* _WHAT IS BEING ASKED_: Extract each line of the records below that contains the word "delle".

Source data
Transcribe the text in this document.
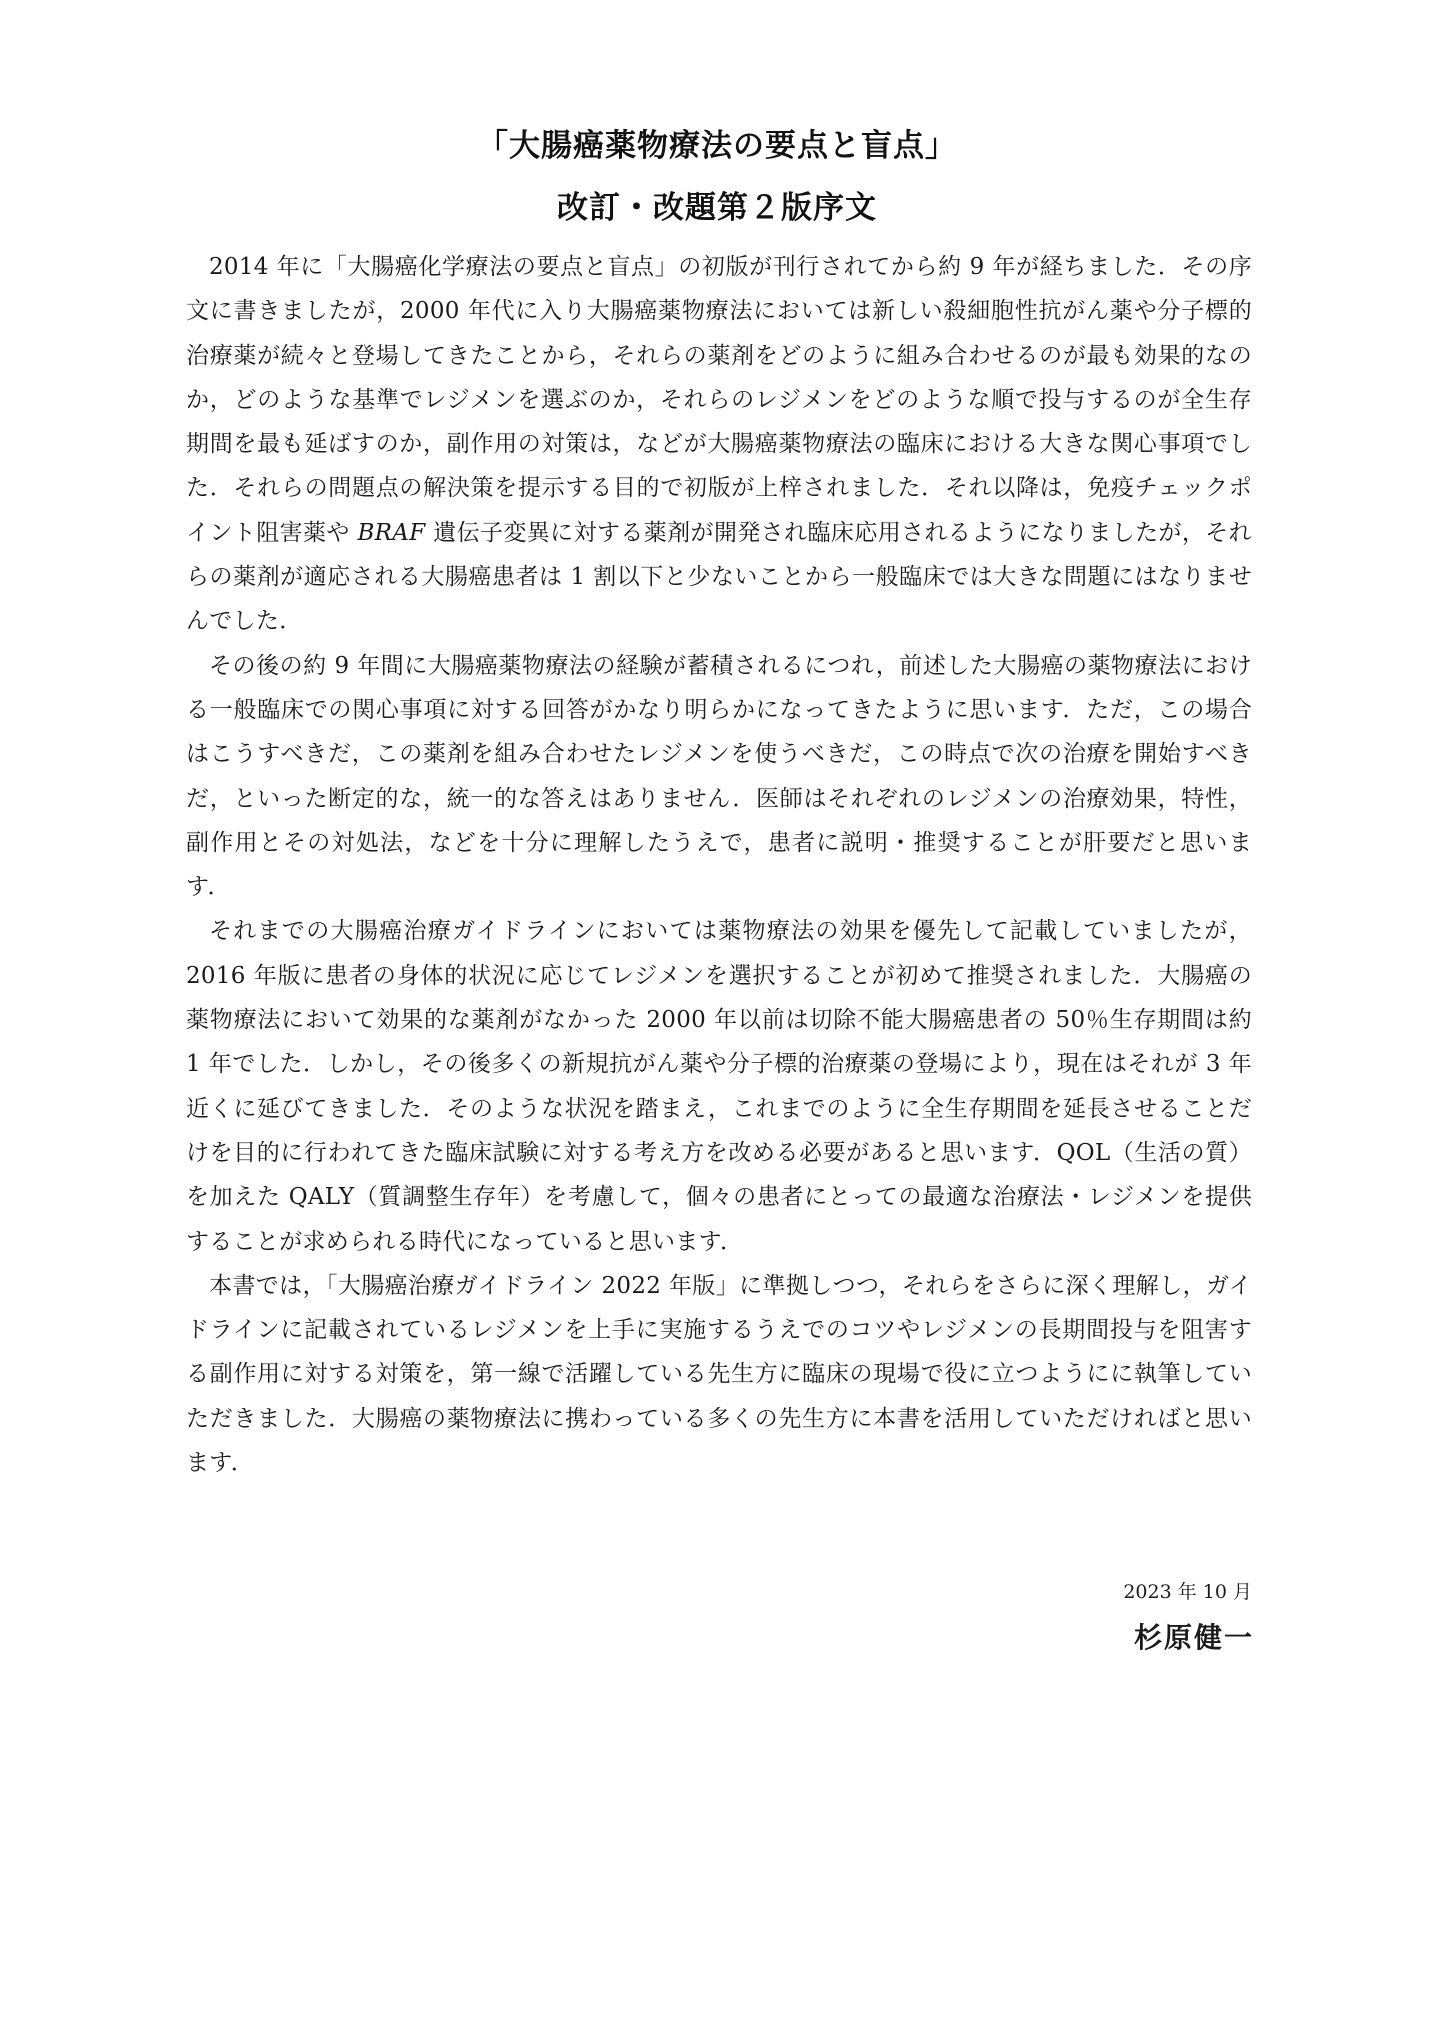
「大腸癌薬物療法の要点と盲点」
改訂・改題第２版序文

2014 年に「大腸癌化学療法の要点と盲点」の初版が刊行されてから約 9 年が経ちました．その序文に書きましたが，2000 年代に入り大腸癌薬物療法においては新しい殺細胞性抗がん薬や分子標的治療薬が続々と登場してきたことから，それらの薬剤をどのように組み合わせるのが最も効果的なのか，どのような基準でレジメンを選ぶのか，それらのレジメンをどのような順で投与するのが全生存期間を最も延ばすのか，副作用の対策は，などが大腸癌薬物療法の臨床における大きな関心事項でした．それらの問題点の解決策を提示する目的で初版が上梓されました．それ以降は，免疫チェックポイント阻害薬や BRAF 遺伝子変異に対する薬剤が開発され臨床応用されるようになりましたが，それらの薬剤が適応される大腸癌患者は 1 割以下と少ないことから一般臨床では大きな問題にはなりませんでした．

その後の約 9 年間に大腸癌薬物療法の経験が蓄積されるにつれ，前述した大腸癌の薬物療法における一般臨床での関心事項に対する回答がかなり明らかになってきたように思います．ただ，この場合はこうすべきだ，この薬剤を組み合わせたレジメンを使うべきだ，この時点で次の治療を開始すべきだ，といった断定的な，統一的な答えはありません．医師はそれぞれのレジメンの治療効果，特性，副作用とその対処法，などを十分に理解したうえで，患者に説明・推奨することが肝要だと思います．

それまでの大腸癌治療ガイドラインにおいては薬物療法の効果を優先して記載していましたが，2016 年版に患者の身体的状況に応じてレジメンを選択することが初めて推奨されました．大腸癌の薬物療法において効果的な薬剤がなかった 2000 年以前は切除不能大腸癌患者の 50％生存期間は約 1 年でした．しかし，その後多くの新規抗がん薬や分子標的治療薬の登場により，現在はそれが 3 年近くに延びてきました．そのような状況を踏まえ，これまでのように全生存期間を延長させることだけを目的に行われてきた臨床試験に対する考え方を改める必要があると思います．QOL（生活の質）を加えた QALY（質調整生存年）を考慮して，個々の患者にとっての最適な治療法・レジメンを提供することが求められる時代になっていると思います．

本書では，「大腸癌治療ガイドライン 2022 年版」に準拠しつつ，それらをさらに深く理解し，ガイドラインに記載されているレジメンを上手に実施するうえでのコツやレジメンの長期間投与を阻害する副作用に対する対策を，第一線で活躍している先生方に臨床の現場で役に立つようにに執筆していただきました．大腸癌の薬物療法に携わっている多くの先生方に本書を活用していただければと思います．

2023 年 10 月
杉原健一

--

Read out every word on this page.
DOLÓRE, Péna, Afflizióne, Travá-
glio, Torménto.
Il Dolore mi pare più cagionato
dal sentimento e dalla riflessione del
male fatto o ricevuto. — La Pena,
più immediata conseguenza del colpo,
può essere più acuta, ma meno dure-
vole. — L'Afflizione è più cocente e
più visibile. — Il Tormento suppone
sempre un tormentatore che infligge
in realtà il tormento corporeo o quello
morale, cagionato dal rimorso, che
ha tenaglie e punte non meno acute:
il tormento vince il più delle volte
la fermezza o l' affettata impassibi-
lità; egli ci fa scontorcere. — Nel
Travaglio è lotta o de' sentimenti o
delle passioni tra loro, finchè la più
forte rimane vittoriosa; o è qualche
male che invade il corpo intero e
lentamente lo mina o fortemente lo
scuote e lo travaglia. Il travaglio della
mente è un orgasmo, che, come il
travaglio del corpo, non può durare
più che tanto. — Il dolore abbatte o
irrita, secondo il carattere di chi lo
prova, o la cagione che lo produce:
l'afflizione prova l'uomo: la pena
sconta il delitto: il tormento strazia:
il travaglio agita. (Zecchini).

* _TASK SOLUTION_:
il tormento vince il più delle volte
delle passioni tra loro, finchè la più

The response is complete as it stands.